Text excerpt ▸
>>>>>
Keeping the flame of Purai alive: UoN’s Global Indigenous History Centre to celebrate a decade of seminal work in 2023

Thursday, 1 December 2022

The flame of Purai Global Indigenous History Centre will be kept alive in 2023 with the appointment of two new Directors, Dr Raymond Kelly and Professor Kate Senior.

2 head and shoulders shot of a man with a beard and a smiling woman together with a swirling colourful logo that is Purai's logo
Dr Raymond Kelly & Professor Kate Senior take on the Directorship of Purai Global Indigenous History Centre in 2023

Current Directors Emeritus Professor John Maynard and Professor Victoria Haskins will step down to pursue retirement and study leave respectively.

“John and I are very pleased to see Purai in such good hands and glad the centre will be able to enjoy its tenth year under their guidance,” Professor Haskins said.

“John and I will still be actively involved but it is heartening to have Kate and Ray’s presence there to keep the research of global and transnational analytical perspectives on Indigenous and diaspora histories and other related histories of race going,” she said.
<<<<<
Return the part of the Purai centre announcement starting at "Thursday, 1 December" and ending at "Professor Haskins said.", copied word for word.

Supplied entries ▸
>>>>>
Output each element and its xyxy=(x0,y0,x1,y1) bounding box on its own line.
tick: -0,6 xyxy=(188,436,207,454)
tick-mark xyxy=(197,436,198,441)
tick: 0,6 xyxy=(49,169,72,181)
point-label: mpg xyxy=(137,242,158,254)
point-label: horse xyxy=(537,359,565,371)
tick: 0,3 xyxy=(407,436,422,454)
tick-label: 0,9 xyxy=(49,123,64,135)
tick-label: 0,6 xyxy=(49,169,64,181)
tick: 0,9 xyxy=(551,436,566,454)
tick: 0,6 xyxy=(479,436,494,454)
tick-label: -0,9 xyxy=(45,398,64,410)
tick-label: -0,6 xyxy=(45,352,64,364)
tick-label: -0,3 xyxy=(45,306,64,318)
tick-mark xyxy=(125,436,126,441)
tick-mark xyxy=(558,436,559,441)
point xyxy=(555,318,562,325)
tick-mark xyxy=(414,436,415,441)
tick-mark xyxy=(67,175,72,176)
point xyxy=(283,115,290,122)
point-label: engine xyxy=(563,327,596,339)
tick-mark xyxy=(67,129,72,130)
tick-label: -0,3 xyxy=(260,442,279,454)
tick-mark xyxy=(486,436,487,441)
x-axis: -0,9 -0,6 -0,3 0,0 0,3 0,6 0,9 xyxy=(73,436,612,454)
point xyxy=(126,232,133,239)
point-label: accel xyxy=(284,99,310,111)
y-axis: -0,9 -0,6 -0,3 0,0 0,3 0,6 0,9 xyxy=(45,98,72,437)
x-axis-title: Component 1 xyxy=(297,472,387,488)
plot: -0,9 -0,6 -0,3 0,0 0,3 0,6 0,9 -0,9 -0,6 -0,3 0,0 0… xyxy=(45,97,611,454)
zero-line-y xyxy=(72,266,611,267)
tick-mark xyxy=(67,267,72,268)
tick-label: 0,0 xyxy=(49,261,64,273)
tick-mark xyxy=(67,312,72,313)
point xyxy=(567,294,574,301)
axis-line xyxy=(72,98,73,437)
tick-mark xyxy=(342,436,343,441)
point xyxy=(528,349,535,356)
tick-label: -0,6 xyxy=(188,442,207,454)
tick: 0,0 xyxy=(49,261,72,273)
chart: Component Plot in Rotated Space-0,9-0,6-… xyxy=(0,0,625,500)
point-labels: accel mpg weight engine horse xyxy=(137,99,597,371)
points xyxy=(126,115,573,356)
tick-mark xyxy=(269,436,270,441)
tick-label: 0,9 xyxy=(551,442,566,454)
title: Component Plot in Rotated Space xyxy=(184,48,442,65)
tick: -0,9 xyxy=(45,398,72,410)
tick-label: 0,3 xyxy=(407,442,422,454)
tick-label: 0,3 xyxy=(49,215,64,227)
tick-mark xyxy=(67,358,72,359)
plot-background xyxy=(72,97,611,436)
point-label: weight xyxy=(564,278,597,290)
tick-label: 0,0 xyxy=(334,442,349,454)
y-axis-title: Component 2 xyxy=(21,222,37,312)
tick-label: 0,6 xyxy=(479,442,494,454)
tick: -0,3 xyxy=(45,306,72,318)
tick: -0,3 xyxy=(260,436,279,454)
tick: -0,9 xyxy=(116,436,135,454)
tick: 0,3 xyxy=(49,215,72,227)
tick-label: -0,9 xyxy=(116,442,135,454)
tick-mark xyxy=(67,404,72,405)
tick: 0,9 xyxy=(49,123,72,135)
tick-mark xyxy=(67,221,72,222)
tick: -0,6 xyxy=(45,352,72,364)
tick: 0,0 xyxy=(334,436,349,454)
<<<<<
Answer to this task ▸
Thursday, 1 December 2022

The flame of Purai Global Indigenous History Centre will be kept alive in 2023 with the appointment of two new Directors, Dr Raymond Kelly and Professor Kate Senior.

2 head and shoulders shot of a man with a beard and a smiling woman together with a swirling colourful logo that is Purai's logo
Dr Raymond Kelly & Professor Kate Senior take on the Directorship of Purai Global Indigenous History Centre in 2023

Current Directors Emeritus Professor John Maynard and Professor Victoria Haskins will step down to pursue retirement and study leave respectively.

“John and I are very pleased to see Purai in such good hands and glad the centre will be able to enjoy its tenth year under their guidance,” Professor Haskins said.